** Start Input for this task **

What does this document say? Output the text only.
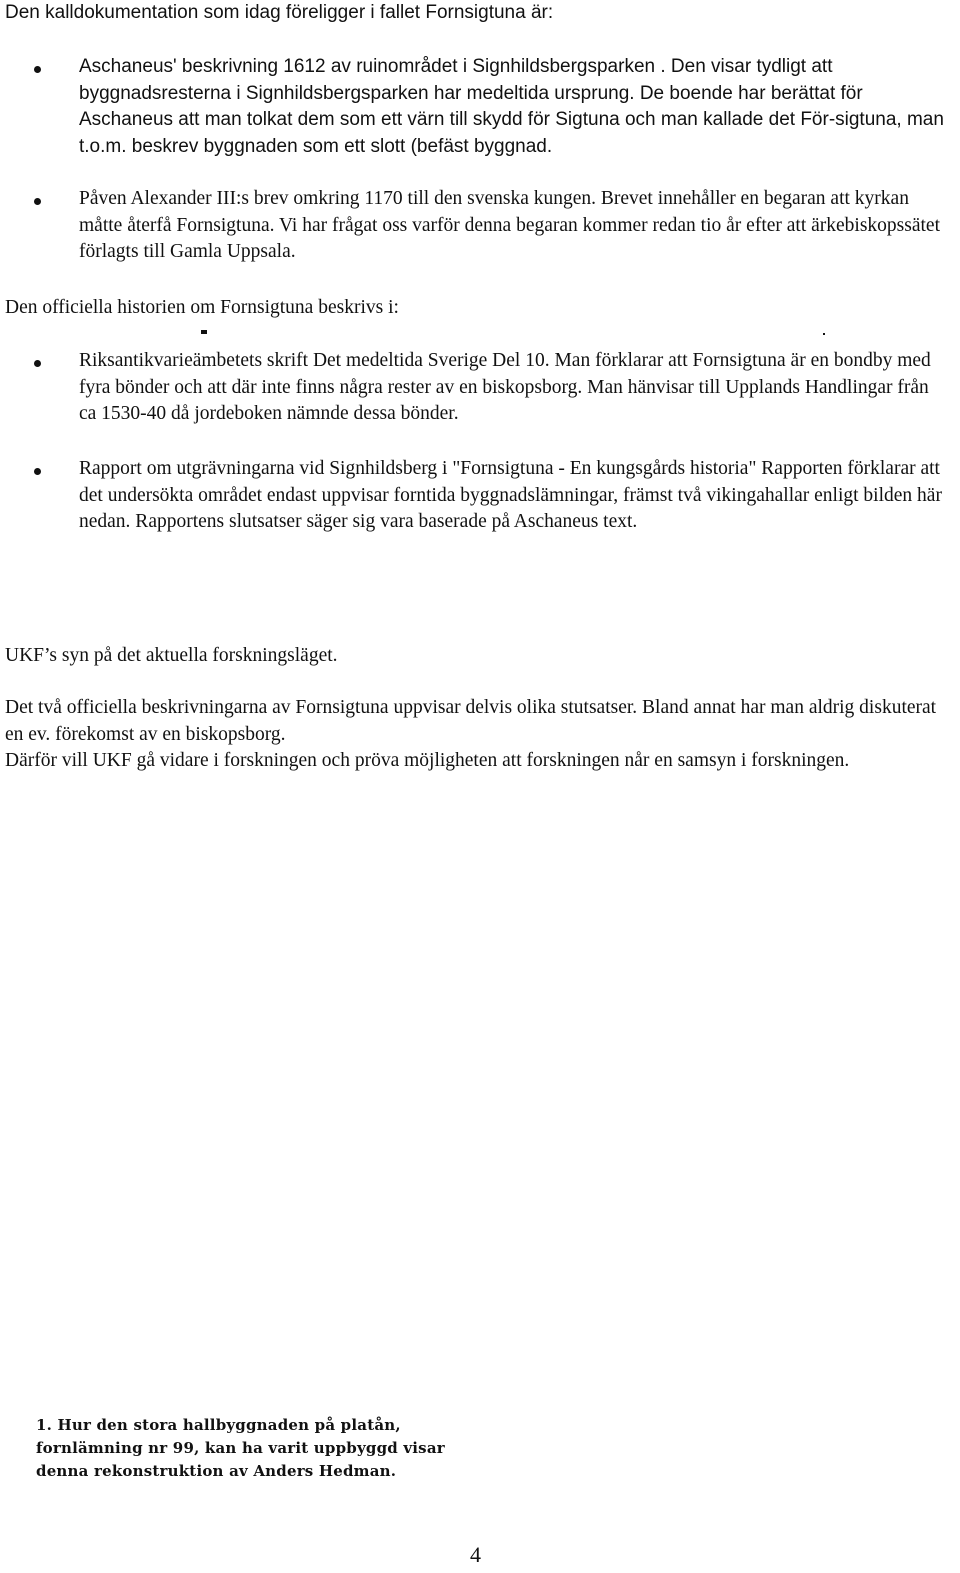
Den kalldokumentation som idag föreligger i fallet Fornsigtuna är:

Aschaneus' beskrivning 1612 av ruinområdet i Signhildsbergsparken . Den visar tydligt att byggnadsresterna i Signhildsbergsparken har medeltida ursprung. De boende har berättat för Aschaneus att man tolkat dem som ett värn till skydd för Sigtuna och man kallade det För-sigtuna, man t.o.m. beskrev byggnaden som ett slott (befäst byggnad.

Påven Alexander III:s brev omkring 1170 till den svenska kungen. Brevet innehåller en begaran att kyrkan måtte återfå Fornsigtuna. Vi har frågat oss varför denna begaran kommer redan tio år efter att ärkebiskopssätet förlagts till Gamla Uppsala.

Den officiella historien om Fornsigtuna beskrivs i:

Riksantikvarieämbetets skrift Det medeltida Sverige Del 10. Man förklarar att Fornsigtuna är en bondby med fyra bönder och att där inte finns några rester av en biskopsborg. Man hänvisar till Upplands Handlingar från ca 1530-40 då jordeboken nämnde dessa bönder.

Rapport om utgrävningarna vid Signhildsberg i "Fornsigtuna - En kungsgårds historia" Rapporten förklarar att det undersökta området endast uppvisar forntida byggnadslämningar, främst två vikingahallar enligt bilden här nedan. Rapportens slutsatser säger sig vara baserade på Aschaneus text.

UKF’s syn på det aktuella forskningsläget.

Det två officiella beskrivningarna av Fornsigtuna uppvisar delvis olika stutsatser. Bland annat har man aldrig diskuterat en ev. förekomst av en biskopsborg.

Därför vill UKF gå vidare i forskningen och pröva möjligheten att forskningen når en samsyn i forskningen.

1. Hur den stora hallbyggnaden på platån, fornlämning nr 99, kan ha varit uppbyggd visar denna rekonstruktion av Anders Hedman.

4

** End Input for this task **

### Goal of the exercise
Scan the records above for the string "förklarar", then select every line that holds it.

### Response for this exercise
Riksantikvarieämbetets skrift Det medeltida Sverige Del 10. Man förklarar att Fornsigtuna är en bondby med fyra bönder och att där inte finns några rester av en biskopsborg. Man hänvisar till Upplands Handlingar från ca 1530-40 då jordeboken nämnde dessa bönder.
Rapport om utgrävningarna vid Signhildsberg i "Fornsigtuna - En kungsgårds historia" Rapporten förklarar att det undersökta området endast uppvisar forntida byggnadslämningar, främst två vikingahallar enligt bilden här nedan. Rapportens slutsatser säger sig vara baserade på Aschaneus text.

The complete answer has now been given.